* _DATASET ENTRIES_:
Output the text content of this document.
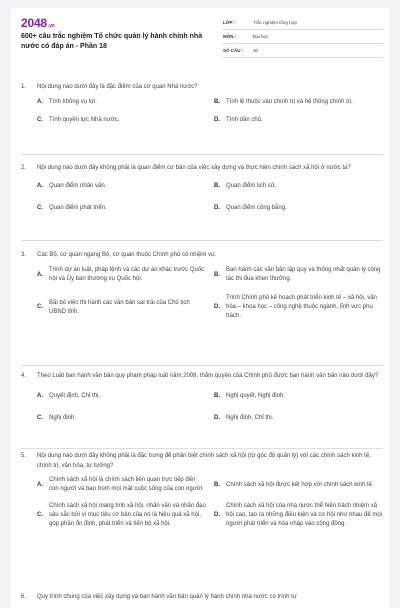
2048.vn
600+ câu trắc nghiệm Tổ chức quản lý hành chính nhà nước có đáp án - Phần 18
LỚP :	Trắc nghiệm tổng hợp
MÔN :	Đại học
SỐ CÂU :	30
1.	Nội dung nào dưới đây là đặc điểm của cơ quan Nhà nước?
A.	Tính không vụ lợi.	B.	Tính lệ thuộc vào chính trị và hệ thống chính trị.
C.	Tính quyền lực Nhà nước.	D.	Tính dân chủ.
2.	Nội dung nào dưới đây không phải là quan điểm cơ bản của việc xây dựng và thực hiện chính sách xã hội ở nước ta?
A.	Quan điểm nhân văn.	B.	Quan điểm lịch sử.
C.	Quan điểm phát triển.	D.	Quan điểm công bằng.
3.	Các Bộ, cơ quan ngang Bộ, cơ quan thuộc Chính phủ có nhiệm vụ:
A.
Trình dự án luật, pháp lệnh và các dự án khác trước Quốc hội và Ủy ban thường vụ Quốc hội.
B.
Ban hành các văn bản lập quy và thống nhất quản lý công tác thi đua khen thưởng.
C.
Bãi bỏ việc thi hành các văn bản sai trái của Chủ tịch UBND tỉnh.
D.
Trình Chính phủ kế hoạch phát triển kinh tế – xã hội, văn hóa – khoa học – công nghệ thuộc ngành, lĩnh vực phụ trách.
4.	Theo Luật ban hành văn bản quy phạm pháp luật năm 2008, thẩm quyền của Chính phủ được ban hành văn bản nào dưới đây?
A.	Quyết định, Chỉ thị.	B.	Nghị quyết, Nghị định.
C.	Nghị định.	D.	Nghị định, Chỉ thị.
5.	Nội dung nào dưới đây không phải là đặc trưng để phân biệt chính sách xã hội (từ góc độ quản lý) với các chính sách kinh tế, chính trị, văn hóa, tư tưởng?
A.
Chính sách xã hội là chính sách liên quan trực tiếp đến con người và bao trùm mọi mặt cuộc sống của con người.
B.	Chính sách xã hội được kết hợp với chính sách kinh tế.
C.
Chính sách xã hội mang tính xã hội, nhân văn và nhân đạo sâu sắc bởi vì mục tiêu cơ bản của nó là hiệu quả xã hội, góp phần ổn định, phát triển và tiến bộ xã hội.
D.
Chính sách xã hội của nhà nước thể hiện trách nhiệm xã hội cao, tạo ra những điều kiện và cơ hội như nhau để mọi người phát triển và hòa nhập vào cộng đồng.
6.	Quy trình chung của việc xây dựng và ban hành văn bản quản lý hành chính nhà nước có trình tự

* _PROBLEM_:
Identify the lines in the entries above that contain "nghiệm", then copy them out.

* _EXERCISE RESULT_:
600+ câu trắc nghiệm Tổ chức quản lý hành chính nhà nước có đáp án - Phần 18
LỚP :	Trắc nghiệm tổng hợp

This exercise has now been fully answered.